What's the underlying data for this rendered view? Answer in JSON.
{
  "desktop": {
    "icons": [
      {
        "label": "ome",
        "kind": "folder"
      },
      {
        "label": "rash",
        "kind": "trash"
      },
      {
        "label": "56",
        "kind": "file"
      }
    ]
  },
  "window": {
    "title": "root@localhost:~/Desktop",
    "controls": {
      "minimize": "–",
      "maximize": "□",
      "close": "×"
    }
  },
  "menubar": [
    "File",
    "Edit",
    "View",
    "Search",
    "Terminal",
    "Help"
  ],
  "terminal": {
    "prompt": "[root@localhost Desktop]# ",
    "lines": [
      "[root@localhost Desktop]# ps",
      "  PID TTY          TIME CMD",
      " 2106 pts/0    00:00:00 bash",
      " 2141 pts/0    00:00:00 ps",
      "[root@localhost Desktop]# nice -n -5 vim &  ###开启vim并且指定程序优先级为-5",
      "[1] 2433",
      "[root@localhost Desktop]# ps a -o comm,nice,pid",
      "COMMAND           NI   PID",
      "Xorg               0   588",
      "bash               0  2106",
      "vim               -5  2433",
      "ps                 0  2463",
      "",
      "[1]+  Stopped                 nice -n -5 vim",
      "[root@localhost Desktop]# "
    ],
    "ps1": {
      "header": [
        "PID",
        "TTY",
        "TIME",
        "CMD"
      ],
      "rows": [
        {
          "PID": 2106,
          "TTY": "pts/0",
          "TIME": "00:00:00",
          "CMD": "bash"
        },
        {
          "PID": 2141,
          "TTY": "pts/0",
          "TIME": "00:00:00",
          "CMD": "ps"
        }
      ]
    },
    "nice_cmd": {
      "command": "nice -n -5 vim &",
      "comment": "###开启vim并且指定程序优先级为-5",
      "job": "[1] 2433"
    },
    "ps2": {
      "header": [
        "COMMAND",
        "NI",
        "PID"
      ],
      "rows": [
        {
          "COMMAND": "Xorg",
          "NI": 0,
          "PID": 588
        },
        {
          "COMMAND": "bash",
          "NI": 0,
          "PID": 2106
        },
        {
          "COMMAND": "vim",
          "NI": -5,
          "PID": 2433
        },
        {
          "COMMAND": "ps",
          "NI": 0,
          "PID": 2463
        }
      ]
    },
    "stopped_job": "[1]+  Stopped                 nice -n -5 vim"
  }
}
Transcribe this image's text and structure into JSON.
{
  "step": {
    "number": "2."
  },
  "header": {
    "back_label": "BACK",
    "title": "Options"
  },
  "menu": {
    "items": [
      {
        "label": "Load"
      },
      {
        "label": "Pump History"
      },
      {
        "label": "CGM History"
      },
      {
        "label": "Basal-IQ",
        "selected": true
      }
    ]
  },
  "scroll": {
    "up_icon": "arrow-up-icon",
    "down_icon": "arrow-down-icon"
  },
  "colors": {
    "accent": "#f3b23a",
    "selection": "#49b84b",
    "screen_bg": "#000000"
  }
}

**Requirements**
Write out the records shown above, exactly as they appear.

**Result for this task**
What's the underlying data for this rendered view? Answer in JSON.
{
  "desktop": {
    "icons": [
      {
        "label": "ome",
        "kind": "folder"
      },
      {
        "label": "rash",
        "kind": "trash"
      },
      {
        "label": "56",
        "kind": "file"
      }
    ]
  },
  "window": {
    "title": "root@localhost:~/Desktop",
    "controls": {
      "minimize": "–",
      "maximize": "□",
      "close": "×"
    }
  },
  "menubar": [
    "File",
    "Edit",
    "View",
    "Search",
    "Terminal",
    "Help"
  ],
  "terminal": {
    "prompt": "[root@localhost Desktop]# ",
    "lines": [
      "[root@localhost Desktop]# ps",
      "  PID TTY          TIME CMD",
      " 2106 pts/0    00:00:00 bash",
      " 2141 pts/0    00:00:00 ps",
      "[root@localhost Desktop]# nice -n -5 vim &  ###开启vim并且指定程序优先级为-5",
      "[1] 2433",
      "[root@localhost Desktop]# ps a -o comm,nice,pid",
      "COMMAND           NI   PID",
      "Xorg               0   588",
      "bash               0  2106",
      "vim               -5  2433",
      "ps                 0  2463",
      "",
      "[1]+  Stopped                 nice -n -5 vim",
      "[root@localhost Desktop]# "
    ],
    "ps1": {
      "header": [
        "PID",
        "TTY",
        "TIME",
        "CMD"
      ],
      "rows": [
        {
          "PID": 2106,
          "TTY": "pts/0",
          "TIME": "00:00:00",
          "CMD": "bash"
        },
        {
          "PID": 2141,
          "TTY": "pts/0",
          "TIME": "00:00:00",
          "CMD": "ps"
        }
      ]
    },
    "nice_cmd": {
      "command": "nice -n -5 vim &",
      "comment": "###开启vim并且指定程序优先级为-5",
      "job": "[1] 2433"
    },
    "ps2": {
      "header": [
        "COMMAND",
        "NI",
        "PID"
      ],
      "rows": [
        {
          "COMMAND": "Xorg",
          "NI": 0,
          "PID": 588
        },
        {
          "COMMAND": "bash",
          "NI": 0,
          "PID": 2106
        },
        {
          "COMMAND": "vim",
          "NI": -5,
          "PID": 2433
        },
        {
          "COMMAND": "ps",
          "NI": 0,
          "PID": 2463
        }
      ]
    },
    "stopped_job": "[1]+  Stopped                 nice -n -5 vim"
  }
}
Transcribe this image's text and structure into JSON.
{
  "step": {
    "number": "2."
  },
  "header": {
    "back_label": "BACK",
    "title": "Options"
  },
  "menu": {
    "items": [
      {
        "label": "Load"
      },
      {
        "label": "Pump History"
      },
      {
        "label": "CGM History"
      },
      {
        "label": "Basal-IQ",
        "selected": true
      }
    ]
  },
  "scroll": {
    "up_icon": "arrow-up-icon",
    "down_icon": "arrow-down-icon"
  },
  "colors": {
    "accent": "#f3b23a",
    "selection": "#49b84b",
    "screen_bg": "#000000"
  }
}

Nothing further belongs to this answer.